Exercise brief - The exercise asks you to copy every line below in which "运用实例" appears.

Material for this task -
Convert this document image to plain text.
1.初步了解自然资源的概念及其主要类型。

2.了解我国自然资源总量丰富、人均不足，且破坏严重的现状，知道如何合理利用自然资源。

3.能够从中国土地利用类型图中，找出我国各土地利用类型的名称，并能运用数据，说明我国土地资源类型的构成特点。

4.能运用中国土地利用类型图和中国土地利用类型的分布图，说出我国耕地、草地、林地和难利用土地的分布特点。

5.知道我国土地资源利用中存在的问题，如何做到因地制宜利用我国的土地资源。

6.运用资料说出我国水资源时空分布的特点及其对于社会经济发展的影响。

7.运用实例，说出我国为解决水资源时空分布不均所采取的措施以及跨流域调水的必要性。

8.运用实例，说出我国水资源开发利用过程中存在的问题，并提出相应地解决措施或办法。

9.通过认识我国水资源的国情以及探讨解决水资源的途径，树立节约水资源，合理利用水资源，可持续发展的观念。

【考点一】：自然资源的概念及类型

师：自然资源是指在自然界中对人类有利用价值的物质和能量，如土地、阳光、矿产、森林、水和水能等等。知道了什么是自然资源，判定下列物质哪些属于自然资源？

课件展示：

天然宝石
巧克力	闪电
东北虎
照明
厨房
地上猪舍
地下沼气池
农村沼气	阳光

Answer to this task -
7.运用实例，说出我国为解决水资源时空分布不均所采取的措施以及跨流域调水的必要性。
8.运用实例，说出我国水资源开发利用过程中存在的问题，并提出相应地解决措施或办法。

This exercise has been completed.